◆ To be done ◆
Wherever the word "weken" appears in a line, copy that line.
── Given information
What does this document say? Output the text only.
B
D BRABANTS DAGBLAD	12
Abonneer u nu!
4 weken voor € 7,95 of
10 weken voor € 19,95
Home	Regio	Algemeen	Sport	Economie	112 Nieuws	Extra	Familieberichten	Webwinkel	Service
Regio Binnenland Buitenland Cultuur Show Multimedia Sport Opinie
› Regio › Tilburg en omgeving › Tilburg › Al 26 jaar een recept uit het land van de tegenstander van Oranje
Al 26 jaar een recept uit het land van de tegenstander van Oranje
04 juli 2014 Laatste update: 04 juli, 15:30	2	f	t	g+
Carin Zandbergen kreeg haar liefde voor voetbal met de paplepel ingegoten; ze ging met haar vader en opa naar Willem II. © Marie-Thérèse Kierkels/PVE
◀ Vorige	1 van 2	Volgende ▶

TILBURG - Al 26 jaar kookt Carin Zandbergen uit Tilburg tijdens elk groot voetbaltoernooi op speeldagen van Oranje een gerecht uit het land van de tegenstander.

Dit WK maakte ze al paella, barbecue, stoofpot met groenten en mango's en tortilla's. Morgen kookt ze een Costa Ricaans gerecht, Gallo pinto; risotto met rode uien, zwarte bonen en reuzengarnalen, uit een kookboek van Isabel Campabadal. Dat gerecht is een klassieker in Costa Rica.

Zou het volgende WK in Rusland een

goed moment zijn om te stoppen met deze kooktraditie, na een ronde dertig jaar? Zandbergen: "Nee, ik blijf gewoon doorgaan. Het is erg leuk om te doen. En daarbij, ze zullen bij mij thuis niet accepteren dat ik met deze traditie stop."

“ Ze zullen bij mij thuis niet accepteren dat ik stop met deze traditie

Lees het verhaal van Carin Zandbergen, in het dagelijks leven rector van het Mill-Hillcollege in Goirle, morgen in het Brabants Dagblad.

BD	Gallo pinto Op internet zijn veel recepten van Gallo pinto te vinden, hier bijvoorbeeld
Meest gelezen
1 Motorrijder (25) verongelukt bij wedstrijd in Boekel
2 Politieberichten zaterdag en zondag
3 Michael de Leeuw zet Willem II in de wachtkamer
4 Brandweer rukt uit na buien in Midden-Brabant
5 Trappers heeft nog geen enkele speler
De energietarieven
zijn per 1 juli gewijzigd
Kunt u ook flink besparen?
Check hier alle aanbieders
────
── Given information
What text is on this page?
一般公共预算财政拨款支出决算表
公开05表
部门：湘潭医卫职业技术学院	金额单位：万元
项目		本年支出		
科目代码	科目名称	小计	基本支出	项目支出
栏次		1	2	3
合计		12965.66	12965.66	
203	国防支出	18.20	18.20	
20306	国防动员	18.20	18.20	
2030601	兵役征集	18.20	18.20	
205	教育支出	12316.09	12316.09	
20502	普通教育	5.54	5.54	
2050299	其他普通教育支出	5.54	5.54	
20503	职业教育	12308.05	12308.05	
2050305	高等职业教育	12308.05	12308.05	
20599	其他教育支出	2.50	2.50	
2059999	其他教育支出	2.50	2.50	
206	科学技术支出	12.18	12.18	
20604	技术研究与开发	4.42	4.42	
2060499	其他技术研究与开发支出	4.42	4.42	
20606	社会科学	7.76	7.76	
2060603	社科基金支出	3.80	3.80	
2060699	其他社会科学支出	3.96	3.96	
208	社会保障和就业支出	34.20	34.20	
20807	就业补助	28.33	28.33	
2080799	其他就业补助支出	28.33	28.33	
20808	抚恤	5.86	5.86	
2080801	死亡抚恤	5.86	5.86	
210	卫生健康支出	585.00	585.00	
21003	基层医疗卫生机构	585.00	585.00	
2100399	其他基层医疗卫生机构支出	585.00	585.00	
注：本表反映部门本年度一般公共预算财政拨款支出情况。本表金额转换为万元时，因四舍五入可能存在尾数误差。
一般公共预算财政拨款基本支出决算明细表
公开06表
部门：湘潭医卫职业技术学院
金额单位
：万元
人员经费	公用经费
────
◆ Completed exercise ◆
4 weken voor € 7,95 of
10 weken voor € 19,95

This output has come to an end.